§ **Task to carry out**
Select each line where the word "houses" appears.

(Data entries for graphics)
(begin)

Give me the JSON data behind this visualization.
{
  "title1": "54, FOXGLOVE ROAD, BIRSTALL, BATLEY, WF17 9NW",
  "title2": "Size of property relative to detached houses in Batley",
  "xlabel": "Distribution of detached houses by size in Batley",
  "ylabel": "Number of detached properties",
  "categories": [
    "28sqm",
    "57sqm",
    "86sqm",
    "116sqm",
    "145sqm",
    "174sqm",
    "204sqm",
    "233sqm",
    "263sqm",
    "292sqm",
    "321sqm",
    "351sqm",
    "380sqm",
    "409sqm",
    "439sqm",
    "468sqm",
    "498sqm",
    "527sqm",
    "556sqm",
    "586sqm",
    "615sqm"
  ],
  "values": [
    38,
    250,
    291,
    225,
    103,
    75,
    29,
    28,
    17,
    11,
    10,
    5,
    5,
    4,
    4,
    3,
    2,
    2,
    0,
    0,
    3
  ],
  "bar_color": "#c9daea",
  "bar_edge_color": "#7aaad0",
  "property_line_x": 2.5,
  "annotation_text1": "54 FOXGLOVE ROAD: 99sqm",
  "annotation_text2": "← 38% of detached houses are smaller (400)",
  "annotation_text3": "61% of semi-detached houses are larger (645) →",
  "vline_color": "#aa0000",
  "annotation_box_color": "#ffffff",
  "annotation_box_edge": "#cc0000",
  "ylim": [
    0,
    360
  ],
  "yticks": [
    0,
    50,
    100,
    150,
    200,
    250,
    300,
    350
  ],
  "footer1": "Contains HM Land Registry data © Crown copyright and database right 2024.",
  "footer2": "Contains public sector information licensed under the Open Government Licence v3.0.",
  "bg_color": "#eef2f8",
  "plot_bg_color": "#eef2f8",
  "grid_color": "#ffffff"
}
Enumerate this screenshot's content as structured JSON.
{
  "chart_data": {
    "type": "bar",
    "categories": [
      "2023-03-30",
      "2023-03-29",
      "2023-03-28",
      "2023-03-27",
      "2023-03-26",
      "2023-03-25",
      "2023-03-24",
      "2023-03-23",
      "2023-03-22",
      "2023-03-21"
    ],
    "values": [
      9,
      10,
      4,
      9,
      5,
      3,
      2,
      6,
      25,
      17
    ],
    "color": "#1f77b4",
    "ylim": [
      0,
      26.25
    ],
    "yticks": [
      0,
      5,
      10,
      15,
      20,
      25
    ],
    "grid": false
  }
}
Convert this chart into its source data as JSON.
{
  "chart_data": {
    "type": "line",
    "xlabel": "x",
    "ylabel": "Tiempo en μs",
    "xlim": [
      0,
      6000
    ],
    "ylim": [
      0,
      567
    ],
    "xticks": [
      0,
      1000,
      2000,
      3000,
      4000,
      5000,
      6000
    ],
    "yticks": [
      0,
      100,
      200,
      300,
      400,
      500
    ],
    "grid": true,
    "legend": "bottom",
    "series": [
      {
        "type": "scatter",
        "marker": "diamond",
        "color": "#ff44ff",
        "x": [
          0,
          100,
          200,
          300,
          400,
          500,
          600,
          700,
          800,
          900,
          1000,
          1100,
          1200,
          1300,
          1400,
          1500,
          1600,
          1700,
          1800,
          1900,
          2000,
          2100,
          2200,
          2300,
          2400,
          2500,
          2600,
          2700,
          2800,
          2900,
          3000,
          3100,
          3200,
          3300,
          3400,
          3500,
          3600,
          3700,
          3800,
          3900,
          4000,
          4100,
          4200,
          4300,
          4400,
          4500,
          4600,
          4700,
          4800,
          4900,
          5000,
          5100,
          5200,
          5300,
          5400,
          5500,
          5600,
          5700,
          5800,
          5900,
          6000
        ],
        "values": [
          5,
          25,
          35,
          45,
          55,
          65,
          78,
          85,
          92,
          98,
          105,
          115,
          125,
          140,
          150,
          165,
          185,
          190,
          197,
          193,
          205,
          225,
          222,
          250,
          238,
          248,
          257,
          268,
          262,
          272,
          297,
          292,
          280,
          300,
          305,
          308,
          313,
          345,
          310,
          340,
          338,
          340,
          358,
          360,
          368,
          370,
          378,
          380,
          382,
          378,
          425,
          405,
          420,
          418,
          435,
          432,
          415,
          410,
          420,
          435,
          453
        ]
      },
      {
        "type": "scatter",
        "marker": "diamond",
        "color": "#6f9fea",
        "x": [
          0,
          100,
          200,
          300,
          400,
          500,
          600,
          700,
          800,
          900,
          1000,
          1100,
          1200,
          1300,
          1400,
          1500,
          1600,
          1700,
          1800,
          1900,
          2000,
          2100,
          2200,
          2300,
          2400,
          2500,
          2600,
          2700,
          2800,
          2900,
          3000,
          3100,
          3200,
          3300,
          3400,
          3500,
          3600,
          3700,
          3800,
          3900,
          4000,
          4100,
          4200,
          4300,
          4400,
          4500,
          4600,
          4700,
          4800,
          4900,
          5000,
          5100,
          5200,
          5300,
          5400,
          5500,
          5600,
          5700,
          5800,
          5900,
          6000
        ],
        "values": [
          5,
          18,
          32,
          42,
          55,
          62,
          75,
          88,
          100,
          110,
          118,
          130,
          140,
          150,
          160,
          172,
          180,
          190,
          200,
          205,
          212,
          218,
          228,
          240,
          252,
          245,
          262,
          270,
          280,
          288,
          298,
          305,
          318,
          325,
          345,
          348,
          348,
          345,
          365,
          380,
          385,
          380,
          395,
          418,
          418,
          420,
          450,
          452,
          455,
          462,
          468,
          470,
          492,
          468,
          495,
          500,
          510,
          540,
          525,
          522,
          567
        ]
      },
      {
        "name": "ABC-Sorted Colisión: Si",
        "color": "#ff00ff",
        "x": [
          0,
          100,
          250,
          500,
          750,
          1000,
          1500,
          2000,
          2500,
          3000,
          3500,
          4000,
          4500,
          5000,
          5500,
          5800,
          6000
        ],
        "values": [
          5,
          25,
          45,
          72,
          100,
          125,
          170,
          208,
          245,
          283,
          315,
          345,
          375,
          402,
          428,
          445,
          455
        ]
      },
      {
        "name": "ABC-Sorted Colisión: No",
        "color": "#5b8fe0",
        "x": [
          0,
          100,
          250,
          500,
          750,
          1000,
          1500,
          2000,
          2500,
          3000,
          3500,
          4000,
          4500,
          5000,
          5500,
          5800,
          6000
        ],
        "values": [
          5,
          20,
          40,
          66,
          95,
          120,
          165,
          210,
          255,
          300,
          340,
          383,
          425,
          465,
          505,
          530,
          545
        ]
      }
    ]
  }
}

(end)

§ **Response to this task**
  "title2": "Size of property relative to detached houses in Batley",
  "xlabel": "Distribution of detached houses by size in Batley",
  "annotation_text2": "← 38% of detached houses are smaller (400)",
  "annotation_text3": "61% of semi-detached houses are larger (645) →",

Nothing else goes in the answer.